=== DIRECTIONS ===
Copy each line in the data that includes the word "Parrocchiale".

==========

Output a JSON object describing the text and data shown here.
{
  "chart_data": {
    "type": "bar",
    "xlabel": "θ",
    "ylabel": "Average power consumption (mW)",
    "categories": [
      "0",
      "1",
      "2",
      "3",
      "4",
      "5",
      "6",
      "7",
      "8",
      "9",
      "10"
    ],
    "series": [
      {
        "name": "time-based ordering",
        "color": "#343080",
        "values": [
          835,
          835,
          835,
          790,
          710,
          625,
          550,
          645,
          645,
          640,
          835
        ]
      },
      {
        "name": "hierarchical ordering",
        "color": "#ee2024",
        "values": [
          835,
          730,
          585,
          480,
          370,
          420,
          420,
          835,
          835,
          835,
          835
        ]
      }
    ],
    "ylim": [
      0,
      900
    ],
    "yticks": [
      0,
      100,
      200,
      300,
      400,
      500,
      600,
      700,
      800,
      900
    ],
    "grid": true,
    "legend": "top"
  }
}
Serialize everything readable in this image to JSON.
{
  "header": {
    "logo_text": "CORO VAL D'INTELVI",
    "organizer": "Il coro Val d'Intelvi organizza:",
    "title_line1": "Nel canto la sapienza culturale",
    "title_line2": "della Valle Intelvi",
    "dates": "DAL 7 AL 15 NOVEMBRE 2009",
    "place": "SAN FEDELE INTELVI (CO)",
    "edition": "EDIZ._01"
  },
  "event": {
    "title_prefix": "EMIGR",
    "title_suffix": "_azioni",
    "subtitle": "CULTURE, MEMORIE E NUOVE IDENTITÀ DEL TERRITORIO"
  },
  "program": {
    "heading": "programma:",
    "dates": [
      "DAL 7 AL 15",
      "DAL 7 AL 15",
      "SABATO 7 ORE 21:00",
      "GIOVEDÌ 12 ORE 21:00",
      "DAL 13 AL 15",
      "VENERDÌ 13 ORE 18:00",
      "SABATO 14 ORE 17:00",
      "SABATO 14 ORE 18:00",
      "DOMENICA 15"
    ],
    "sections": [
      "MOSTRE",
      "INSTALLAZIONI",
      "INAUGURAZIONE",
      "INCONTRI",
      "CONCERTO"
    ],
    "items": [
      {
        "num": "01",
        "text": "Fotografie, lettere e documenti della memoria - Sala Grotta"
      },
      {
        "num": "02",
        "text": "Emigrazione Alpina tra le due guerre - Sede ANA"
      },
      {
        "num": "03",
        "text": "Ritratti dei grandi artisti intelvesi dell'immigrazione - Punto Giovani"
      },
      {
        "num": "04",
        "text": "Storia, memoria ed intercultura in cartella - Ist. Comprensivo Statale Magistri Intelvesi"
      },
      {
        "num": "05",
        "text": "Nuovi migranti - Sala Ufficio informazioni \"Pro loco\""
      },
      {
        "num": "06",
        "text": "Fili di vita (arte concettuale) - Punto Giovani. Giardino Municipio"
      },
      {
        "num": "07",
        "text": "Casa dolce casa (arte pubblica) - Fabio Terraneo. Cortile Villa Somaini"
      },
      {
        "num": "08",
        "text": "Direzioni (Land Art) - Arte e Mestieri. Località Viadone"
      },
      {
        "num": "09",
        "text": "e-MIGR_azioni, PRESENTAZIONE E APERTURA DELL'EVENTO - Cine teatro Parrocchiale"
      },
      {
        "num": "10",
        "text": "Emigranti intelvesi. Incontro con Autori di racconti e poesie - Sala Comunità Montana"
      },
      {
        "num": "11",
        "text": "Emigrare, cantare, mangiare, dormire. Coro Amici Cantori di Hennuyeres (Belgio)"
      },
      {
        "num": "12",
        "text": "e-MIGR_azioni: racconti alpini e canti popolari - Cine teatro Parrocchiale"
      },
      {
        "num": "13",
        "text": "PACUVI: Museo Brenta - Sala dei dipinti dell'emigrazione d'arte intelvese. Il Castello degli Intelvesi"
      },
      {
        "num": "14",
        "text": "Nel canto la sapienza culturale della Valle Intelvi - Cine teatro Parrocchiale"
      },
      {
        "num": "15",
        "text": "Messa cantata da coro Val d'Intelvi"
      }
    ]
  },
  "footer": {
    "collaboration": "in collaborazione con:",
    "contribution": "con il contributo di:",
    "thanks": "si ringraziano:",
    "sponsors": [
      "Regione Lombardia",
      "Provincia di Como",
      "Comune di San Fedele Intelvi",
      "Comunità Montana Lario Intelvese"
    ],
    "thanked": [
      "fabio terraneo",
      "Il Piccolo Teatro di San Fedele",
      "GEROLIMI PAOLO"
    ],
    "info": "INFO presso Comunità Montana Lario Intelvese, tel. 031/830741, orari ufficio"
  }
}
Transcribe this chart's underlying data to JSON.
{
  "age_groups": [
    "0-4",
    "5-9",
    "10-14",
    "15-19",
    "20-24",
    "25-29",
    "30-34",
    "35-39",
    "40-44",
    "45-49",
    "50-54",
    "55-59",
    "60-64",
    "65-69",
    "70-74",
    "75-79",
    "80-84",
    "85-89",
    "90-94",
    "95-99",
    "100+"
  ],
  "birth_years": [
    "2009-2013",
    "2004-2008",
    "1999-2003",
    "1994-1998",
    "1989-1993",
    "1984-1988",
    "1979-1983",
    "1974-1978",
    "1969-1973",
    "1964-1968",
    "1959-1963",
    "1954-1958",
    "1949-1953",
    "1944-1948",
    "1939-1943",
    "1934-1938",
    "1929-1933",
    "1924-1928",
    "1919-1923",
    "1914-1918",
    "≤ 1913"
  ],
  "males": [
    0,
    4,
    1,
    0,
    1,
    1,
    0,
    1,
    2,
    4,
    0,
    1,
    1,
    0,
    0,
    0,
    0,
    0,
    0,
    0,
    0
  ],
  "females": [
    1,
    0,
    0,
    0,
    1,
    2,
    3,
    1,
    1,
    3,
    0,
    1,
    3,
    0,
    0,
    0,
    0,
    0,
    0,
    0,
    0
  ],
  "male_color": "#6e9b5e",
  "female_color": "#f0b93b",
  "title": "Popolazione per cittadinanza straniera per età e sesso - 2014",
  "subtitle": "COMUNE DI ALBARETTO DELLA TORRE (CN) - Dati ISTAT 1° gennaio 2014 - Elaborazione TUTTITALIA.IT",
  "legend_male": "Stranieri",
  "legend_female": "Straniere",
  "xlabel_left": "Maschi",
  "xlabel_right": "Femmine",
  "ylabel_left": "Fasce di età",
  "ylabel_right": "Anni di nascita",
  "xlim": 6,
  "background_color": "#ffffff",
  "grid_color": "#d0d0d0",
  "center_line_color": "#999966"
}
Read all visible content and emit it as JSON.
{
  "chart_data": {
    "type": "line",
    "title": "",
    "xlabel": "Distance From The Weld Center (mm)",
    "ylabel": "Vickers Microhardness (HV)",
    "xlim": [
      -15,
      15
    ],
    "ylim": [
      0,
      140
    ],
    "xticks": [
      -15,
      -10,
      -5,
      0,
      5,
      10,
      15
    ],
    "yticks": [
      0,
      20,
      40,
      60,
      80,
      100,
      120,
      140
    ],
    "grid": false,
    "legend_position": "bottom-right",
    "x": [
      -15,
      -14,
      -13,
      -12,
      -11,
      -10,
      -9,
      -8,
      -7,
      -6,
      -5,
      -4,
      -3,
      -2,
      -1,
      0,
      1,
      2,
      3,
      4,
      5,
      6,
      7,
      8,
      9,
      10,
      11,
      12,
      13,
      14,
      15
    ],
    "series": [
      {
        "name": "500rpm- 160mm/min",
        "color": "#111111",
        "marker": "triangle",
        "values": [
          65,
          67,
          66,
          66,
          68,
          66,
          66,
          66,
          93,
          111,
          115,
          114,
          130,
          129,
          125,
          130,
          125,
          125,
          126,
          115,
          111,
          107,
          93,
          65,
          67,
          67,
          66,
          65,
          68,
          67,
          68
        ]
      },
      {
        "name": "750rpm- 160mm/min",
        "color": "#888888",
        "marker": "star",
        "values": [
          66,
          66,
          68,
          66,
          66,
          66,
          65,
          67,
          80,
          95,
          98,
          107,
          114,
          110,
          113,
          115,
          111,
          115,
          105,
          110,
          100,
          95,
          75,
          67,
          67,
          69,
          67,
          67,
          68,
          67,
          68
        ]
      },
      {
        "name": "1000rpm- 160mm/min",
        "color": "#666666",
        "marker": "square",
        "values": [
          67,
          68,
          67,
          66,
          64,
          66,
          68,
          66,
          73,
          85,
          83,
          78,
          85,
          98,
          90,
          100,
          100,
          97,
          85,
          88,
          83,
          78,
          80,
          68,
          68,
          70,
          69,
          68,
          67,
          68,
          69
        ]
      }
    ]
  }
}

==========

=== THE OUTPUT ===
        "text": "e-MIGR_azioni, PRESENTAZIONE E APERTURA DELL'EVENTO - Cine teatro Parrocchiale"
        "text": "e-MIGR_azioni: racconti alpini e canti popolari - Cine teatro Parrocchiale"
        "text": "Nel canto la sapienza culturale della Valle Intelvi - Cine teatro Parrocchiale"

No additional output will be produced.